YOUR GOAL: Answer with one number: how many lines hold the string "здоровье".

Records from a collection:
***
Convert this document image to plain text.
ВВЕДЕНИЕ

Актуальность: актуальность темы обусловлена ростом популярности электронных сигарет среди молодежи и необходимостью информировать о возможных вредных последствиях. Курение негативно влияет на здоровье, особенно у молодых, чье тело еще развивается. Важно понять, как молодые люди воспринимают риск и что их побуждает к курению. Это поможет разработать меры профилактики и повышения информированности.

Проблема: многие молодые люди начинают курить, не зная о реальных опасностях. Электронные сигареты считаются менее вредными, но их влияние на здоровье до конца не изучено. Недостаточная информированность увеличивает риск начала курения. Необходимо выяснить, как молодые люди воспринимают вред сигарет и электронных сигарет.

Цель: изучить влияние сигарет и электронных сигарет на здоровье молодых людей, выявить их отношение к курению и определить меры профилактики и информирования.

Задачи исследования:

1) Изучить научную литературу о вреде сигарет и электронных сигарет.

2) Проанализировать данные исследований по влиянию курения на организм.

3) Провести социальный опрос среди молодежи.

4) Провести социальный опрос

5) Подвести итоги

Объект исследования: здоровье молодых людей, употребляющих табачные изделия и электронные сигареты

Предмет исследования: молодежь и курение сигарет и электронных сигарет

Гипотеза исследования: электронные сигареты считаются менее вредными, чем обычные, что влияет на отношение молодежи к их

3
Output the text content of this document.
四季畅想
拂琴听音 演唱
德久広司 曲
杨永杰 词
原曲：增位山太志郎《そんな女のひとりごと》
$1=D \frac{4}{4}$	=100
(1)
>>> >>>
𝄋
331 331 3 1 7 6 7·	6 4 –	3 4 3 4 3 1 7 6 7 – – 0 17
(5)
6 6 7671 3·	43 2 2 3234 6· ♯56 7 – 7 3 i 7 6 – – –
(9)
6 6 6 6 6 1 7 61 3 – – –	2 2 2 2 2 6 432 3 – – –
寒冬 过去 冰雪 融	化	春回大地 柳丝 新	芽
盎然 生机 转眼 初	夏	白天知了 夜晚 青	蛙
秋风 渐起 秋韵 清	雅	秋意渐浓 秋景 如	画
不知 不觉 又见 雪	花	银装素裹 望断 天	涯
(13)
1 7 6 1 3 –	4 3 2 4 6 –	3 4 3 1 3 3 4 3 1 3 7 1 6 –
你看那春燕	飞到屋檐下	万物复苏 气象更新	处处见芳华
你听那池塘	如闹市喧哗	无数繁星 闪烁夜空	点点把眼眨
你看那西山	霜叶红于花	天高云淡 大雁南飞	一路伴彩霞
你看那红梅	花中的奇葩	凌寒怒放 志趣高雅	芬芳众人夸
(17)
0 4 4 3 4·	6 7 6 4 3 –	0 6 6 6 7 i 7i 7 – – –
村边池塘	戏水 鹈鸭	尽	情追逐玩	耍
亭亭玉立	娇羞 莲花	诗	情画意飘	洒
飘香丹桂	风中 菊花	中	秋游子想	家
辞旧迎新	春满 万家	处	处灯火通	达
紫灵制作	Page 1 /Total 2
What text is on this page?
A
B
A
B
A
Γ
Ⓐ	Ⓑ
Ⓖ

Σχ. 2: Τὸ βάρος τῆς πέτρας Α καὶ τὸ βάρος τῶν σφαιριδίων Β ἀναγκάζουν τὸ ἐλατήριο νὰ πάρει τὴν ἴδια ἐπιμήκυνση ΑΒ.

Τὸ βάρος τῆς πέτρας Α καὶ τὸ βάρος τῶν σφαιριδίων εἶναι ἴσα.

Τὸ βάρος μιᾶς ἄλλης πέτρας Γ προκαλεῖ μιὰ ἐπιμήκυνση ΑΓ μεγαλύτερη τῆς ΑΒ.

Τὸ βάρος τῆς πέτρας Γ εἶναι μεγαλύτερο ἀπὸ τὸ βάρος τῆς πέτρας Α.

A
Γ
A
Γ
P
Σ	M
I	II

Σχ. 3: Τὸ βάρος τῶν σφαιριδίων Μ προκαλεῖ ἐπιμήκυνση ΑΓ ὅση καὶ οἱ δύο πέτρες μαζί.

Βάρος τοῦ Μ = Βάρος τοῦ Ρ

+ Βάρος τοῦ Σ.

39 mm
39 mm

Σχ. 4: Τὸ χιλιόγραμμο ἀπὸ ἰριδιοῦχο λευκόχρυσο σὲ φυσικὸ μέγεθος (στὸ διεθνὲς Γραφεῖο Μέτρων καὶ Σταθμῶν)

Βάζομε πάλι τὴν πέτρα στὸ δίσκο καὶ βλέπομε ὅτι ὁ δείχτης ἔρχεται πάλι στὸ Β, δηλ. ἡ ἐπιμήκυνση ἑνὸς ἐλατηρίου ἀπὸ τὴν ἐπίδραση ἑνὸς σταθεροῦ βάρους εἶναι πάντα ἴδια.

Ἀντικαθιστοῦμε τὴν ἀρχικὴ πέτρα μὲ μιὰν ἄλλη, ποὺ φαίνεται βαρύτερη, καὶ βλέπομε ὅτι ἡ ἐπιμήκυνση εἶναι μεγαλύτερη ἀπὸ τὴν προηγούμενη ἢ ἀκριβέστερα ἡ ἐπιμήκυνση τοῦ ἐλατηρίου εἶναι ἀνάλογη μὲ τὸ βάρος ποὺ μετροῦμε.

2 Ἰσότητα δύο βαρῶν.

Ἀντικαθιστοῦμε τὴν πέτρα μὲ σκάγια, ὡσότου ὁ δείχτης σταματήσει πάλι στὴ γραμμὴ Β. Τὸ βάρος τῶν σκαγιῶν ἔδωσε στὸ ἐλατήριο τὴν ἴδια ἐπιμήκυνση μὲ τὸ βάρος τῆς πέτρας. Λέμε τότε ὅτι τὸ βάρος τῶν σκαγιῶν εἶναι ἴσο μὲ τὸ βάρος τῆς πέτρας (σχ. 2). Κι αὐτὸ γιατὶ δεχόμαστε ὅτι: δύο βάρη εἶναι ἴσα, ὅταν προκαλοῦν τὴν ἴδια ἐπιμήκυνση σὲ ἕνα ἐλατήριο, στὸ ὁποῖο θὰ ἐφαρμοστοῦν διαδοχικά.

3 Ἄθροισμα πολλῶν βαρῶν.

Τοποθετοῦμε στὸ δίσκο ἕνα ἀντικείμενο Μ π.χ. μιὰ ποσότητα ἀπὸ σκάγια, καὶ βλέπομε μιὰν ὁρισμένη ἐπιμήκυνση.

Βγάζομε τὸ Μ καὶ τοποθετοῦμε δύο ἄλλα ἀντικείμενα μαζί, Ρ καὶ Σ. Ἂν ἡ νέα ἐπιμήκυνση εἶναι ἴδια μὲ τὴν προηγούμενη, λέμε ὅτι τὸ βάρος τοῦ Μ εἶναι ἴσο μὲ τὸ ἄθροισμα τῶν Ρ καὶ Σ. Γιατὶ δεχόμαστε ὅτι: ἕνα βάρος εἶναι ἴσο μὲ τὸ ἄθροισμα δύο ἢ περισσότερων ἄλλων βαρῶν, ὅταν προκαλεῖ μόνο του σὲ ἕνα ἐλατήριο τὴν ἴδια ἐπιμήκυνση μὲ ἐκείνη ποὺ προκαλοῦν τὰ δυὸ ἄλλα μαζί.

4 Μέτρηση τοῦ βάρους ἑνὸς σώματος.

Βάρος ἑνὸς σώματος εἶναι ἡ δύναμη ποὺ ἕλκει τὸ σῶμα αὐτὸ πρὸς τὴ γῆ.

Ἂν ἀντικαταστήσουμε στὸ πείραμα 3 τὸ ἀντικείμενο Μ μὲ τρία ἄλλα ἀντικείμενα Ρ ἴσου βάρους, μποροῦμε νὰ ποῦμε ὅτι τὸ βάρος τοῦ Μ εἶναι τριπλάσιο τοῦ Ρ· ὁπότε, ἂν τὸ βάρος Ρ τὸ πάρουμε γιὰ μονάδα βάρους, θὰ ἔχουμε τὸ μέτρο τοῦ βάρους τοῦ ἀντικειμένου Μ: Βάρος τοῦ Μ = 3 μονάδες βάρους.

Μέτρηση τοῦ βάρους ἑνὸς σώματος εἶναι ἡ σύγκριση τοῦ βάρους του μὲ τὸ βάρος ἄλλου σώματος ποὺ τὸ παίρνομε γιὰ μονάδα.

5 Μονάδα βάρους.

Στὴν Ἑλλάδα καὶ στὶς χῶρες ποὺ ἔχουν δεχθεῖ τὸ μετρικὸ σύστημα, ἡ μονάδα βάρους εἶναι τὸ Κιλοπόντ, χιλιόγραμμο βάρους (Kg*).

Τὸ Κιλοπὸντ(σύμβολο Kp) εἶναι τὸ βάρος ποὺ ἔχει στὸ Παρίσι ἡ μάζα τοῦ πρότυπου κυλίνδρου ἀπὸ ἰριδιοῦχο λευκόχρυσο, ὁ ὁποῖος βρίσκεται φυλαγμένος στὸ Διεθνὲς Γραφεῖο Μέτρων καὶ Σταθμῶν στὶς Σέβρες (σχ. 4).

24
***
TASK SOLUTION: 4